Exercise text:
A strata corporation must ensure that a statement of accounts is prepared for each accounting period [s 40], and must keep each statements of account for 7 years [reg 10].
A unit holder, a mortgagee of a unit, or a prospective purchaser or mortgagee of a unit may, by contacting the secretary of the strata corporation, request to see any or all of the insurance policies currently held by the corporation [s 32 Strata Titles Act 1988 (SA)]. No fee is applicable.
If the applicant wishes to have copies of the current insurance policies, the request may be made either to the secretary or a member of the management committee [s 41(1)(b)]. If the applicant is the owner of a unit, a $5 fee applies [reg 11(2)(b)(i)]. If the applicant is a mortgagee of a unit, or a prospective purchaser or mortgagee of a unit, a $35 fee applies [reg 11(2)(b)(ii)].
The corporation must make the information available within five business days after the request [s 32, s 41]. Failure to do so is an offence with a maximum penalty of $500.
On the request of a unit holder made through the secretary or a member of the management committee, a corporation that does not have a strata manager must provide a unit holder with quarterly bank statements for all accounts maintained by the corporation, and must continue to provide the statements until the person ceases to be a unit holder or revokes their application [s 41(1a)]. Failure to do so is an offence with a maximum penalty of $500.
If a corporation has a strata manager, application can be made to the strata manager for quarterly financial statements (see Duties of strata managers).
Other information in relation to a unit or the corporation
A unit holder, a mortgagee of a unit, or a prospective purchaser or mortgagee of a unit (or someone on their behalf) may apply to the strata corporation, through the secretary or a member of the management committee, for access to the following information or documents [s 41(1)]. The information or documents must be provided within five business days after the request [s 41(1)]. Failure to do so is an offence with a maximum penalty of $500.
The corporation may reduce or waive any of the specified fees [reg 11].
Information to be provided:
- particulars of any contribution payable in relation to the unit, including details of any arrears of contribution related to the unit;
- particulars of the assets and liabilities of the corporation; and
- particulars of any expenditure that the corporation has incurred, or has resolved to incur, and to which the unit holder of the unit must contribute, or is likely to be required to contribute.
If the applicant is the owner of a unit, no fee applies [reg 11(2)(a)(i)]. If the applicant is a mortgagee of a unit, or a prospective purchaser or mortgagee of a unit, a $25 fee applies [reg 11(2)(a)(ii)].
Copies of documents to be provided:
- the minutes of general meetings of the corporation and meetings of its management committee for such period, not exceeding two years, specified in the application;
- the statement of accounts of the corporation last prepared by the corporation; and
- the articles for the time being in force.
If the applicant is the owner of a unit, a $5 fee applies [reg 11(2)(b)(i)]. If the applicant is a mortgagee of a unit, or a prospective purchaser or mortgagee of a unit, a $25 fee applies [reg 11(2)(b)(ii)].
Documents to be made available for inspection:
- a copy of the accounting records of the corporation;
- the minute books of the corporation;
- any documents received by the strata corporation from the original registered proprietor under s 38(3);
- a copy of any contract with a strata manager; and
- the register of unit holders.
No fee applies to inspecting a copy of the contract with a strata manager or the register of unit holders. If the applicant is the owner of a unit, no fee applies to inspect other documents [reg 11(2)(c)(i)]. If the applicant is a mortgagee of a unit, or a prospective purchaser or mortgagee of a unit, a $5 fee applies [reg 11(2)(c)(ii)] in relation to accounting records, minutes and s 38(3) documents.

Record set:
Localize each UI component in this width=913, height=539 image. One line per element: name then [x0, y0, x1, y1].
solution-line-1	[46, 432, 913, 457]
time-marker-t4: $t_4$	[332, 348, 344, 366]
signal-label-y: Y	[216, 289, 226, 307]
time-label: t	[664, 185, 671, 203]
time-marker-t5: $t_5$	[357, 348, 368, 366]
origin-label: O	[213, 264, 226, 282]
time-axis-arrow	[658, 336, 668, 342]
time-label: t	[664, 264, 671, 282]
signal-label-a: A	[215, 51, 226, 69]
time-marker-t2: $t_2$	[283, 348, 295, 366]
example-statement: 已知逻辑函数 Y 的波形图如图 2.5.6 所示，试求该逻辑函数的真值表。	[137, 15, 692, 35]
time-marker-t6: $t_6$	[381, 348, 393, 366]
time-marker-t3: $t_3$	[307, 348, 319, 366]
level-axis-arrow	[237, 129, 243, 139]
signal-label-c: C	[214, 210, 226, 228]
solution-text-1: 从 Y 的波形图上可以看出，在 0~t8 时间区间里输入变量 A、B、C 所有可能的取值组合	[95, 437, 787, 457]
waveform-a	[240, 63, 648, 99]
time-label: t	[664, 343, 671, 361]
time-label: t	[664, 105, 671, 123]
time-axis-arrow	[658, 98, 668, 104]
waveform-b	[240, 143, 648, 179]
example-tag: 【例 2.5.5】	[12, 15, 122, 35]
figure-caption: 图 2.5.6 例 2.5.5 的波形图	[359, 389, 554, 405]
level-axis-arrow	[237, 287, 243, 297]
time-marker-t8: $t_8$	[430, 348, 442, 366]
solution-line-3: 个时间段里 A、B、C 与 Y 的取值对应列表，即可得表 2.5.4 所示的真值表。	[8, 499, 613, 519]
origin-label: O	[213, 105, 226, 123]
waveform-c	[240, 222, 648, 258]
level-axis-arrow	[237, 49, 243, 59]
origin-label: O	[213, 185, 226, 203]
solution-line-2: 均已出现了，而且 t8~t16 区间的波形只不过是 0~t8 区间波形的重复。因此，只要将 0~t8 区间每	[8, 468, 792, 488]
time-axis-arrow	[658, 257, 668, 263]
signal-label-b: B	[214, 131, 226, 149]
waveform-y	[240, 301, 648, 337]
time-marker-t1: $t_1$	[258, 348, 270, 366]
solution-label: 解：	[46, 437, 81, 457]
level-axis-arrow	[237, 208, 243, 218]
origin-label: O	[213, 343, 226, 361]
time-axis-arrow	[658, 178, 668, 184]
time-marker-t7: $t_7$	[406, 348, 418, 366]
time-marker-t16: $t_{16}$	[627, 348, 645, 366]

Problem description: Please decide whether each of the following statements agrees with the text on strata corporation records, answering yes or no and quoting the words from the text that settle it. (a) A unit owner pays no fee for particulars of contributions, assets and liabilities, and expenditure. (b) Copies of minutes can be requested for a period of up to three years. (c) A prospective purchaser must pay $5 to inspect the register of unit holders.

The completed task:
(a) Yes: "If the applicant is the owner of a unit, no fee applies"
(b) No: "for such period, not exceeding two years, specified in the application"
(c) No: "No fee applies to inspecting a copy of the contract with a strata manager or the register of unit holders."